_Task directions:_ Report each line of the listing that carries the word "asegura".

::: Data under study

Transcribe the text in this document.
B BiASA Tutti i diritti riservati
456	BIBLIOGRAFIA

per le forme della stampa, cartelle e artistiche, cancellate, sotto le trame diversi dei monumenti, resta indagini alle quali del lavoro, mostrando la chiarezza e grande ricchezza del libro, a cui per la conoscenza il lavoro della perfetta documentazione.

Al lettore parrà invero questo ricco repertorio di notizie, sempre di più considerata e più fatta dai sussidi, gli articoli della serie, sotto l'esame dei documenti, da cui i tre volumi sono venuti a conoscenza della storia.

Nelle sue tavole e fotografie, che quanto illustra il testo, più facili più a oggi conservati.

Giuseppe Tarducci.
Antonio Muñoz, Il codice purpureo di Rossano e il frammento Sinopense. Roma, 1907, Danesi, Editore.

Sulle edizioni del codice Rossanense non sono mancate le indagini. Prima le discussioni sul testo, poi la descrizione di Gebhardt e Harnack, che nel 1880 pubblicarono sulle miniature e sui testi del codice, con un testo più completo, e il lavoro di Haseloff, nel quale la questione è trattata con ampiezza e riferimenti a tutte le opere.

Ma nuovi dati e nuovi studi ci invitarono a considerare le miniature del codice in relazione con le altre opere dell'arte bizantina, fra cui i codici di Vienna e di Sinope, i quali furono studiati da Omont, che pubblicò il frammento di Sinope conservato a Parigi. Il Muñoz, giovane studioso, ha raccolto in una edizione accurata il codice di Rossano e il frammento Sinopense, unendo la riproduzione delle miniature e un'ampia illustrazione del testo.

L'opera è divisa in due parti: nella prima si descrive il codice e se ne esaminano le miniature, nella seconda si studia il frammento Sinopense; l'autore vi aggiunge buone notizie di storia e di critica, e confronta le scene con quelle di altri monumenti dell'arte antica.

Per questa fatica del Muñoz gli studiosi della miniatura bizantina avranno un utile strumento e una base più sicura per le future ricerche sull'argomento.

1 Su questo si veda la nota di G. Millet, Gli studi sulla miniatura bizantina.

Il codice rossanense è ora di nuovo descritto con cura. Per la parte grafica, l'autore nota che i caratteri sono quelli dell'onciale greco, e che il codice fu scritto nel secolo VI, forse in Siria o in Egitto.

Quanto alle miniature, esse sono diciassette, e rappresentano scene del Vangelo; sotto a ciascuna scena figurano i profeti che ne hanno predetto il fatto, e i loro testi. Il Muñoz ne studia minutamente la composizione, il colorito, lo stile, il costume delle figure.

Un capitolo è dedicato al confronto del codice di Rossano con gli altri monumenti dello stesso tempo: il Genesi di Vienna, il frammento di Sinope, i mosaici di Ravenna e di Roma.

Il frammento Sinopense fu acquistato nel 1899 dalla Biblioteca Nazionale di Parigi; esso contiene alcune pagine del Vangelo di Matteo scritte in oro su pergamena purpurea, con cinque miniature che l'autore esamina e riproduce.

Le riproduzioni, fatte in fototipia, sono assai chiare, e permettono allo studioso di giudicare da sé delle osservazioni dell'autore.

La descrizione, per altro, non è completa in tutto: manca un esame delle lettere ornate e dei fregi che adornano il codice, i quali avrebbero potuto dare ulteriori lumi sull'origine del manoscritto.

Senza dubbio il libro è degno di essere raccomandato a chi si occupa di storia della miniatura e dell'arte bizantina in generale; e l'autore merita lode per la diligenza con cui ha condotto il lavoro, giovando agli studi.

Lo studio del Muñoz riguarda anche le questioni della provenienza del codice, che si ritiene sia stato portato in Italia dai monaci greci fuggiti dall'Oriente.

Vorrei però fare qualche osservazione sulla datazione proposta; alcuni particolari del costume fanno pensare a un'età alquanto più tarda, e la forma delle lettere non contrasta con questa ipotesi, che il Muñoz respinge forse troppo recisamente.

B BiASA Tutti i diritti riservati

::::::
::: Data under study

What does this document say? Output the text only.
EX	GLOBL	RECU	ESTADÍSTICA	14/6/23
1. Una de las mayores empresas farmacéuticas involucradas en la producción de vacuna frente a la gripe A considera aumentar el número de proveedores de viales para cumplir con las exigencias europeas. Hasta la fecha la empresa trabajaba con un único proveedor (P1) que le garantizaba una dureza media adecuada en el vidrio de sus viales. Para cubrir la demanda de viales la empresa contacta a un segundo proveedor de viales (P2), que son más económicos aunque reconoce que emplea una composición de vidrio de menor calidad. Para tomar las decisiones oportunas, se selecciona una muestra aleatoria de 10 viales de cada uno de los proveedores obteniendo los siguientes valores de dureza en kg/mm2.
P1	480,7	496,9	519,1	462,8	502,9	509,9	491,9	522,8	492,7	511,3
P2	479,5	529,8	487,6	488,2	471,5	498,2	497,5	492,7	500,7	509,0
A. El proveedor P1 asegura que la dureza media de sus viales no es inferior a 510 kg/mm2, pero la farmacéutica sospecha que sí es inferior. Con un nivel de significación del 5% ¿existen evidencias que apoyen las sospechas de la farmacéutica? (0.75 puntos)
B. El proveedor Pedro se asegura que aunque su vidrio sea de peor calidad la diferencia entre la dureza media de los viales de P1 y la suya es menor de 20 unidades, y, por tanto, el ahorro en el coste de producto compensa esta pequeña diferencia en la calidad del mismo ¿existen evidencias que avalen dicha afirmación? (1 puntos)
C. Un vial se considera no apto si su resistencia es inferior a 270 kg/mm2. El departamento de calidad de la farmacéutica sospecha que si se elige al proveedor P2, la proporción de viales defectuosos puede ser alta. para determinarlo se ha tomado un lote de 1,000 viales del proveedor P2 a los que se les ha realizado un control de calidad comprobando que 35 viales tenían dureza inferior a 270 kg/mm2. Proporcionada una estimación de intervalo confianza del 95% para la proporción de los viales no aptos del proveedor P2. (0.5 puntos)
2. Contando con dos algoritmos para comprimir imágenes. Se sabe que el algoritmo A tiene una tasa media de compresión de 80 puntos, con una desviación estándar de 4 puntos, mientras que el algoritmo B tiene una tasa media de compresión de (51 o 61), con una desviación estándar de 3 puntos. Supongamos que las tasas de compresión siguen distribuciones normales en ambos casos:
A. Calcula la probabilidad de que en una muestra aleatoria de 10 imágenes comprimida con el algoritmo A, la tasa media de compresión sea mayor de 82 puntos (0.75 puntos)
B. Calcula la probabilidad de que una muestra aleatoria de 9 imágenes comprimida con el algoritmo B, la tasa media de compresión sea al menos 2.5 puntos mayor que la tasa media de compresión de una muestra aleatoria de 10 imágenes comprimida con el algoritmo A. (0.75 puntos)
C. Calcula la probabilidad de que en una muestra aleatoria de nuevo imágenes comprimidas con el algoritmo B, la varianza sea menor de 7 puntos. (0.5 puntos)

::::::
::: Data under study

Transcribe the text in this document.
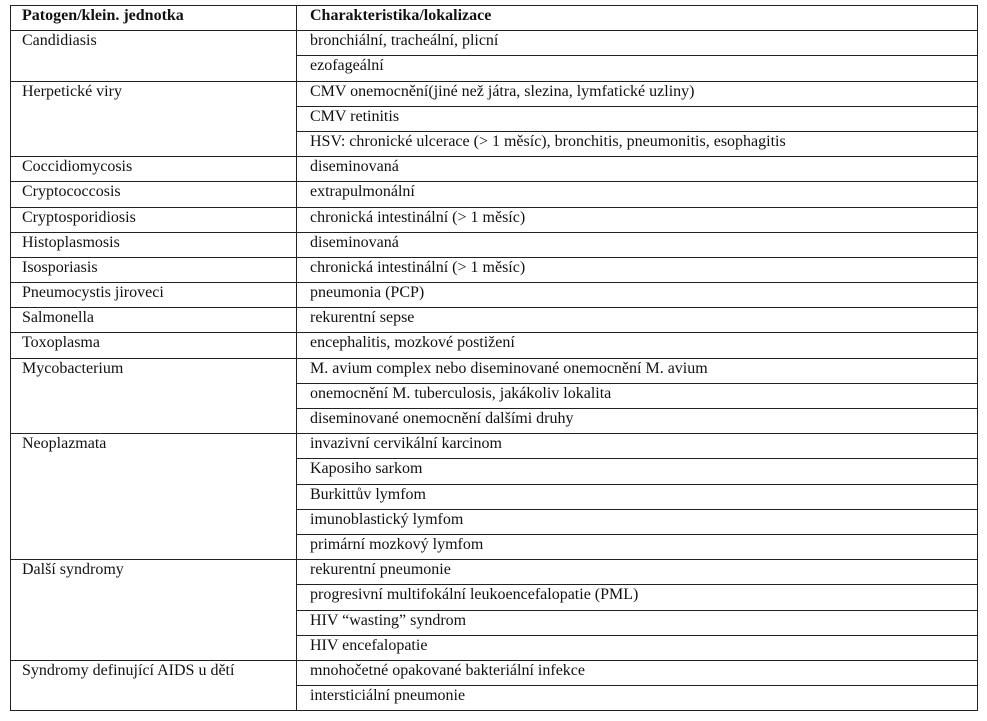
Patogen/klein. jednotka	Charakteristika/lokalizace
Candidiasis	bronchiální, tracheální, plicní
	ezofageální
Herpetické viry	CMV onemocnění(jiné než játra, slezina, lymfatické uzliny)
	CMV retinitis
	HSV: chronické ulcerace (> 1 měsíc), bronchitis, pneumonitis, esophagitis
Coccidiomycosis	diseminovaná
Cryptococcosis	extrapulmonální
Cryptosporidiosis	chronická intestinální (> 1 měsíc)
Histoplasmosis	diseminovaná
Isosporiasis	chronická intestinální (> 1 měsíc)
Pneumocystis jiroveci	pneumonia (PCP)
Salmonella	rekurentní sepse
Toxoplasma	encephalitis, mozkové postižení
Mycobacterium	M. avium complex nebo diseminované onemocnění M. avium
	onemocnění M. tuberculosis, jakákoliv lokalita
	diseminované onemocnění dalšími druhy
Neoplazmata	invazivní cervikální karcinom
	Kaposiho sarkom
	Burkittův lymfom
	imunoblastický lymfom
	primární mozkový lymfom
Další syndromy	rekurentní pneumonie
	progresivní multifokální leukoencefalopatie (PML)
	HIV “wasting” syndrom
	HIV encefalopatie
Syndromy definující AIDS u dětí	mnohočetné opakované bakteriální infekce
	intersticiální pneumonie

::::::

_Reply to the task:_
A. El proveedor P1 asegura que la dureza media de sus viales no es inferior a 510 kg/mm2, pero la farmacéutica sospecha que sí es inferior. Con un nivel de significación del 5% ¿existen evidencias que apoyen las sospechas de la farmacéutica? (0.75 puntos)
B. El proveedor Pedro se asegura que aunque su vidrio sea de peor calidad la diferencia entre la dureza media de los viales de P1 y la suya es menor de 20 unidades, y, por tanto, el ahorro en el coste de producto compensa esta pequeña diferencia en la calidad del mismo ¿existen evidencias que avalen dicha afirmación? (1 puntos)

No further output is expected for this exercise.